_WHAT YOU ARE ASKED TO DO_: What follows is a listing to be transcribed exactly.

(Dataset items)
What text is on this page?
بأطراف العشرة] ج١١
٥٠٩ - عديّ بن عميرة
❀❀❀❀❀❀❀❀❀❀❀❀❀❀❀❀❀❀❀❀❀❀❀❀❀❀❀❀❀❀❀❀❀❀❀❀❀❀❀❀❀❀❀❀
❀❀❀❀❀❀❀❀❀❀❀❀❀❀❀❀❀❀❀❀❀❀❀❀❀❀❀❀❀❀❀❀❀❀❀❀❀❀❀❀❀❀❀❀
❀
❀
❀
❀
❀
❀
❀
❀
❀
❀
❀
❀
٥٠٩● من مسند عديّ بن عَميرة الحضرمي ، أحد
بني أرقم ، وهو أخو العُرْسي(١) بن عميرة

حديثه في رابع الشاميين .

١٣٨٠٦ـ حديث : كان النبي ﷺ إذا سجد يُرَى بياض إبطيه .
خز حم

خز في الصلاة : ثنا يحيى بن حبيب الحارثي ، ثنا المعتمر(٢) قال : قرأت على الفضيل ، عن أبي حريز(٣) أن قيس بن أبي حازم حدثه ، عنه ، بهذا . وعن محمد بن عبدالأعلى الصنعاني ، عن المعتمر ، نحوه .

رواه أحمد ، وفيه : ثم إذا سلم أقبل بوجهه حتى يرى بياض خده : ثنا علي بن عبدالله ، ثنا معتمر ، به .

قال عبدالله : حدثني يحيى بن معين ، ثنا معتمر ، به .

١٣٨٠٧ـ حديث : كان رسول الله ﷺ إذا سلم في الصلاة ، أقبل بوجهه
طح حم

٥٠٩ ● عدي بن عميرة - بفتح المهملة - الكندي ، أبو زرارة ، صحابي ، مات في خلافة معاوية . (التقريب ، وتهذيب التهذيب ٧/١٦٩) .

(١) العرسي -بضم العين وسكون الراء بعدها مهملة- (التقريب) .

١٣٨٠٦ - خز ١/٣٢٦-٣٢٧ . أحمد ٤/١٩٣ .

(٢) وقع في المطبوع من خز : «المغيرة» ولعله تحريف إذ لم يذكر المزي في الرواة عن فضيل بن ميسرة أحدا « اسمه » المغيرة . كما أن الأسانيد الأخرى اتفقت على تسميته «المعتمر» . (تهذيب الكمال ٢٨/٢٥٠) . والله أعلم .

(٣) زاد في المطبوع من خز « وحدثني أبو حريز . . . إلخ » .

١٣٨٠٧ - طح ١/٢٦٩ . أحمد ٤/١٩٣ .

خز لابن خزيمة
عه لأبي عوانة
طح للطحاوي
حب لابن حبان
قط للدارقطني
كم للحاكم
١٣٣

_RESPONSE FOR THIS EXERCISE_:
What text is on this page?
بأطراف العشرة] ج١١
٥٠٩ - عديّ بن عميرة
❀❀❀❀❀❀❀❀❀❀❀❀❀❀❀❀❀❀❀❀❀❀❀❀❀❀❀❀❀❀❀❀❀❀❀❀❀❀❀❀❀❀❀❀
❀❀❀❀❀❀❀❀❀❀❀❀❀❀❀❀❀❀❀❀❀❀❀❀❀❀❀❀❀❀❀❀❀❀❀❀❀❀❀❀❀❀❀❀
❀
❀
❀
❀
❀
❀
❀
❀
❀
❀
❀
❀
٥٠٩● من مسند عديّ بن عَميرة الحضرمي ، أحد
بني أرقم ، وهو أخو العُرْسي(١) بن عميرة

حديثه في رابع الشاميين .

١٣٨٠٦ـ حديث : كان النبي ﷺ إذا سجد يُرَى بياض إبطيه .
خز حم

خز في الصلاة : ثنا يحيى بن حبيب الحارثي ، ثنا المعتمر(٢) قال : قرأت على الفضيل ، عن أبي حريز(٣) أن قيس بن أبي حازم حدثه ، عنه ، بهذا . وعن محمد بن عبدالأعلى الصنعاني ، عن المعتمر ، نحوه .

رواه أحمد ، وفيه : ثم إذا سلم أقبل بوجهه حتى يرى بياض خده : ثنا علي بن عبدالله ، ثنا معتمر ، به .

قال عبدالله : حدثني يحيى بن معين ، ثنا معتمر ، به .

١٣٨٠٧ـ حديث : كان رسول الله ﷺ إذا سلم في الصلاة ، أقبل بوجهه
طح حم

٥٠٩ ● عدي بن عميرة - بفتح المهملة - الكندي ، أبو زرارة ، صحابي ، مات في خلافة معاوية . (التقريب ، وتهذيب التهذيب ٧/١٦٩) .

(١) العرسي -بضم العين وسكون الراء بعدها مهملة- (التقريب) .

١٣٨٠٦ - خز ١/٣٢٦-٣٢٧ . أحمد ٤/١٩٣ .

(٢) وقع في المطبوع من خز : «المغيرة» ولعله تحريف إذ لم يذكر المزي في الرواة عن فضيل بن ميسرة أحدا « اسمه » المغيرة . كما أن الأسانيد الأخرى اتفقت على تسميته «المعتمر» . (تهذيب الكمال ٢٨/٢٥٠) . والله أعلم .

(٣) زاد في المطبوع من خز « وحدثني أبو حريز . . . إلخ » .

١٣٨٠٧ - طح ١/٢٦٩ . أحمد ٤/١٩٣ .

خز لابن خزيمة
عه لأبي عوانة
طح للطحاوي
حب لابن حبان
قط للدارقطني
كم للحاكم
١٣٣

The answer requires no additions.